>> begin The input

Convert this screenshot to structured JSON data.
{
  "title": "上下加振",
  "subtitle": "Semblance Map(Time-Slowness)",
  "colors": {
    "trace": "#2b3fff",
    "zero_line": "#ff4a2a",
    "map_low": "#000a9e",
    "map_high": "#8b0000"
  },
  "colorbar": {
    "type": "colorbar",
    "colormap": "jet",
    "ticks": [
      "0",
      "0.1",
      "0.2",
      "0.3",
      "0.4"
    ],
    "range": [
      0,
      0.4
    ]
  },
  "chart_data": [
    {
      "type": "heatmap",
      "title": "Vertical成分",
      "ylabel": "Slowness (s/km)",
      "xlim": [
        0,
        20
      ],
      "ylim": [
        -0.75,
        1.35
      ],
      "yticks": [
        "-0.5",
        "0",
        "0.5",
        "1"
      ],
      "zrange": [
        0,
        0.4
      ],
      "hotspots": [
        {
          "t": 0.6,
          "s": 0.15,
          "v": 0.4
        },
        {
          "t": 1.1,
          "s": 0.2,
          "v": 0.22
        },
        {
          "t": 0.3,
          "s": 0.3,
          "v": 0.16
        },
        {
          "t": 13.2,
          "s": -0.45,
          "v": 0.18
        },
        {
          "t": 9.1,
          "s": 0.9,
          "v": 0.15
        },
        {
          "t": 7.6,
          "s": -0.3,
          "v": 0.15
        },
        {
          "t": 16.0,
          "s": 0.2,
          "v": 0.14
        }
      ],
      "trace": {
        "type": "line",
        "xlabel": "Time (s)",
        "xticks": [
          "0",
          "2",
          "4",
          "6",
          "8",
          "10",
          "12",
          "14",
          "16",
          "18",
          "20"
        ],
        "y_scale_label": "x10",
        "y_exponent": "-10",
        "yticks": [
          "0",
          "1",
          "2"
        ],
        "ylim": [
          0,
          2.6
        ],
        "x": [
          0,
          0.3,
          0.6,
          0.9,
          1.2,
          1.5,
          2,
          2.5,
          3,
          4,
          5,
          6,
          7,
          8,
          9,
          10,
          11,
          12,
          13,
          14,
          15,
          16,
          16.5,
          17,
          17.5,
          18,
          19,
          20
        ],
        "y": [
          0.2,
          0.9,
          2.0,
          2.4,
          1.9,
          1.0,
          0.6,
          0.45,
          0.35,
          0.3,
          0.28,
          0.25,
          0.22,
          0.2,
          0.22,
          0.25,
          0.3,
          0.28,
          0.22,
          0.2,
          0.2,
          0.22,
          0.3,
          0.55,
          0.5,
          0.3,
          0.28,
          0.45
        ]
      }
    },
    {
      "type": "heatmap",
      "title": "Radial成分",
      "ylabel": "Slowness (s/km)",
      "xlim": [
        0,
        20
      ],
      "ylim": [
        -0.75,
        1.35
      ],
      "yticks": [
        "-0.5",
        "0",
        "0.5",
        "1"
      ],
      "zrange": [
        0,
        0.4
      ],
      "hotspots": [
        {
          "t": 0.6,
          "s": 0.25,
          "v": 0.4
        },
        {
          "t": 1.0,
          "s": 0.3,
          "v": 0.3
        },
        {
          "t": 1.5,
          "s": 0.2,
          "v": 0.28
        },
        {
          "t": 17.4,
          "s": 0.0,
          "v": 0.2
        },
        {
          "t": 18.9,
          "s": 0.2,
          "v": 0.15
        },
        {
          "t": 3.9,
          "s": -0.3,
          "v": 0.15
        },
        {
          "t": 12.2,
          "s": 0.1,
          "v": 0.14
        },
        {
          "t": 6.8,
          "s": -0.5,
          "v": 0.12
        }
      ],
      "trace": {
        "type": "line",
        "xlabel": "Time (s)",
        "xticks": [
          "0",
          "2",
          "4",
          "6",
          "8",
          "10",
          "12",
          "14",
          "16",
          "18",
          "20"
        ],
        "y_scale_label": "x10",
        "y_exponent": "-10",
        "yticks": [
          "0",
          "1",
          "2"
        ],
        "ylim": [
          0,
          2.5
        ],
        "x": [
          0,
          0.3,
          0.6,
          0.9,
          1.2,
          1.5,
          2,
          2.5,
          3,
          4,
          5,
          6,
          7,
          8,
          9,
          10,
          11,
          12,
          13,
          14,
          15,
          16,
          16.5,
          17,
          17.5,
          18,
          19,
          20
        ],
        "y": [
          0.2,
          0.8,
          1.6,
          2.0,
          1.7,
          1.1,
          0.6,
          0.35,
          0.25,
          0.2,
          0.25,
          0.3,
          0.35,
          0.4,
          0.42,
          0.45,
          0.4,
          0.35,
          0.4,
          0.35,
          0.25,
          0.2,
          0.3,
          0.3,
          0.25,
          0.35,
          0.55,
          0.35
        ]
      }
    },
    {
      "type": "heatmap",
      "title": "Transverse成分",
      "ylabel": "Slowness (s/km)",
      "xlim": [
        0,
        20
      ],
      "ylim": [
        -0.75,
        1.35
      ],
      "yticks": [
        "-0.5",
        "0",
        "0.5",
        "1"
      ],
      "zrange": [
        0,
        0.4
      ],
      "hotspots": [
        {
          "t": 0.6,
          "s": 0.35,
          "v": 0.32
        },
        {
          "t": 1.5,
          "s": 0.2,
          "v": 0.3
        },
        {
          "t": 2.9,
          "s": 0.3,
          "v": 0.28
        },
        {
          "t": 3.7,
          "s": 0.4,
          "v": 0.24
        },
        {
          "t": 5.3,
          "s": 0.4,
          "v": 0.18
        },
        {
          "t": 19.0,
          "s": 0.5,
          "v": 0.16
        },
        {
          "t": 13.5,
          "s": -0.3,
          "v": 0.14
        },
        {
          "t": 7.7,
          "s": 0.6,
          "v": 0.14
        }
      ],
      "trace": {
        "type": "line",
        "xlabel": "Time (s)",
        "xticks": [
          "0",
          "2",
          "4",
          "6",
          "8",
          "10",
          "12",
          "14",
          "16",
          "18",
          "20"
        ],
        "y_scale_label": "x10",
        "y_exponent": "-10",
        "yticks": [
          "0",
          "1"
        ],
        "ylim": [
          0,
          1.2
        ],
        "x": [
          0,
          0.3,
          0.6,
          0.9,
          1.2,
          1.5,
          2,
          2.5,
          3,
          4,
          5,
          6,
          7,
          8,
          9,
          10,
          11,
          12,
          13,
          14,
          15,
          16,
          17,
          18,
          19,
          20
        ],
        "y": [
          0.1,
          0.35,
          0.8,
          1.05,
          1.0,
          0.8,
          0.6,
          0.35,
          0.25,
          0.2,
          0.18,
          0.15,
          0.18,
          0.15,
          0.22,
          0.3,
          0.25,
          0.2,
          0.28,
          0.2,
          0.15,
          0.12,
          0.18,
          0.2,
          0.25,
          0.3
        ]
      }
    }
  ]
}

>> end The input

Restate the listing in full, word for word.

Convert this screenshot to structured JSON data.
{
  "title": "上下加振",
  "subtitle": "Semblance Map(Time-Slowness)",
  "colors": {
    "trace": "#2b3fff",
    "zero_line": "#ff4a2a",
    "map_low": "#000a9e",
    "map_high": "#8b0000"
  },
  "colorbar": {
    "type": "colorbar",
    "colormap": "jet",
    "ticks": [
      "0",
      "0.1",
      "0.2",
      "0.3",
      "0.4"
    ],
    "range": [
      0,
      0.4
    ]
  },
  "chart_data": [
    {
      "type": "heatmap",
      "title": "Vertical成分",
      "ylabel": "Slowness (s/km)",
      "xlim": [
        0,
        20
      ],
      "ylim": [
        -0.75,
        1.35
      ],
      "yticks": [
        "-0.5",
        "0",
        "0.5",
        "1"
      ],
      "zrange": [
        0,
        0.4
      ],
      "hotspots": [
        {
          "t": 0.6,
          "s": 0.15,
          "v": 0.4
        },
        {
          "t": 1.1,
          "s": 0.2,
          "v": 0.22
        },
        {
          "t": 0.3,
          "s": 0.3,
          "v": 0.16
        },
        {
          "t": 13.2,
          "s": -0.45,
          "v": 0.18
        },
        {
          "t": 9.1,
          "s": 0.9,
          "v": 0.15
        },
        {
          "t": 7.6,
          "s": -0.3,
          "v": 0.15
        },
        {
          "t": 16.0,
          "s": 0.2,
          "v": 0.14
        }
      ],
      "trace": {
        "type": "line",
        "xlabel": "Time (s)",
        "xticks": [
          "0",
          "2",
          "4",
          "6",
          "8",
          "10",
          "12",
          "14",
          "16",
          "18",
          "20"
        ],
        "y_scale_label": "x10",
        "y_exponent": "-10",
        "yticks": [
          "0",
          "1",
          "2"
        ],
        "ylim": [
          0,
          2.6
        ],
        "x": [
          0,
          0.3,
          0.6,
          0.9,
          1.2,
          1.5,
          2,
          2.5,
          3,
          4,
          5,
          6,
          7,
          8,
          9,
          10,
          11,
          12,
          13,
          14,
          15,
          16,
          16.5,
          17,
          17.5,
          18,
          19,
          20
        ],
        "y": [
          0.2,
          0.9,
          2.0,
          2.4,
          1.9,
          1.0,
          0.6,
          0.45,
          0.35,
          0.3,
          0.28,
          0.25,
          0.22,
          0.2,
          0.22,
          0.25,
          0.3,
          0.28,
          0.22,
          0.2,
          0.2,
          0.22,
          0.3,
          0.55,
          0.5,
          0.3,
          0.28,
          0.45
        ]
      }
    },
    {
      "type": "heatmap",
      "title": "Radial成分",
      "ylabel": "Slowness (s/km)",
      "xlim": [
        0,
        20
      ],
      "ylim": [
        -0.75,
        1.35
      ],
      "yticks": [
        "-0.5",
        "0",
        "0.5",
        "1"
      ],
      "zrange": [
        0,
        0.4
      ],
      "hotspots": [
        {
          "t": 0.6,
          "s": 0.25,
          "v": 0.4
        },
        {
          "t": 1.0,
          "s": 0.3,
          "v": 0.3
        },
        {
          "t": 1.5,
          "s": 0.2,
          "v": 0.28
        },
        {
          "t": 17.4,
          "s": 0.0,
          "v": 0.2
        },
        {
          "t": 18.9,
          "s": 0.2,
          "v": 0.15
        },
        {
          "t": 3.9,
          "s": -0.3,
          "v": 0.15
        },
        {
          "t": 12.2,
          "s": 0.1,
          "v": 0.14
        },
        {
          "t": 6.8,
          "s": -0.5,
          "v": 0.12
        }
      ],
      "trace": {
        "type": "line",
        "xlabel": "Time (s)",
        "xticks": [
          "0",
          "2",
          "4",
          "6",
          "8",
          "10",
          "12",
          "14",
          "16",
          "18",
          "20"
        ],
        "y_scale_label": "x10",
        "y_exponent": "-10",
        "yticks": [
          "0",
          "1",
          "2"
        ],
        "ylim": [
          0,
          2.5
        ],
        "x": [
          0,
          0.3,
          0.6,
          0.9,
          1.2,
          1.5,
          2,
          2.5,
          3,
          4,
          5,
          6,
          7,
          8,
          9,
          10,
          11,
          12,
          13,
          14,
          15,
          16,
          16.5,
          17,
          17.5,
          18,
          19,
          20
        ],
        "y": [
          0.2,
          0.8,
          1.6,
          2.0,
          1.7,
          1.1,
          0.6,
          0.35,
          0.25,
          0.2,
          0.25,
          0.3,
          0.35,
          0.4,
          0.42,
          0.45,
          0.4,
          0.35,
          0.4,
          0.35,
          0.25,
          0.2,
          0.3,
          0.3,
          0.25,
          0.35,
          0.55,
          0.35
        ]
      }
    },
    {
      "type": "heatmap",
      "title": "Transverse成分",
      "ylabel": "Slowness (s/km)",
      "xlim": [
        0,
        20
      ],
      "ylim": [
        -0.75,
        1.35
      ],
      "yticks": [
        "-0.5",
        "0",
        "0.5",
        "1"
      ],
      "zrange": [
        0,
        0.4
      ],
      "hotspots": [
        {
          "t": 0.6,
          "s": 0.35,
          "v": 0.32
        },
        {
          "t": 1.5,
          "s": 0.2,
          "v": 0.3
        },
        {
          "t": 2.9,
          "s": 0.3,
          "v": 0.28
        },
        {
          "t": 3.7,
          "s": 0.4,
          "v": 0.24
        },
        {
          "t": 5.3,
          "s": 0.4,
          "v": 0.18
        },
        {
          "t": 19.0,
          "s": 0.5,
          "v": 0.16
        },
        {
          "t": 13.5,
          "s": -0.3,
          "v": 0.14
        },
        {
          "t": 7.7,
          "s": 0.6,
          "v": 0.14
        }
      ],
      "trace": {
        "type": "line",
        "xlabel": "Time (s)",
        "xticks": [
          "0",
          "2",
          "4",
          "6",
          "8",
          "10",
          "12",
          "14",
          "16",
          "18",
          "20"
        ],
        "y_scale_label": "x10",
        "y_exponent": "-10",
        "yticks": [
          "0",
          "1"
        ],
        "ylim": [
          0,
          1.2
        ],
        "x": [
          0,
          0.3,
          0.6,
          0.9,
          1.2,
          1.5,
          2,
          2.5,
          3,
          4,
          5,
          6,
          7,
          8,
          9,
          10,
          11,
          12,
          13,
          14,
          15,
          16,
          17,
          18,
          19,
          20
        ],
        "y": [
          0.1,
          0.35,
          0.8,
          1.05,
          1.0,
          0.8,
          0.6,
          0.35,
          0.25,
          0.2,
          0.18,
          0.15,
          0.18,
          0.15,
          0.22,
          0.3,
          0.25,
          0.2,
          0.28,
          0.2,
          0.15,
          0.12,
          0.18,
          0.2,
          0.25,
          0.3
        ]
      }
    }
  ]
}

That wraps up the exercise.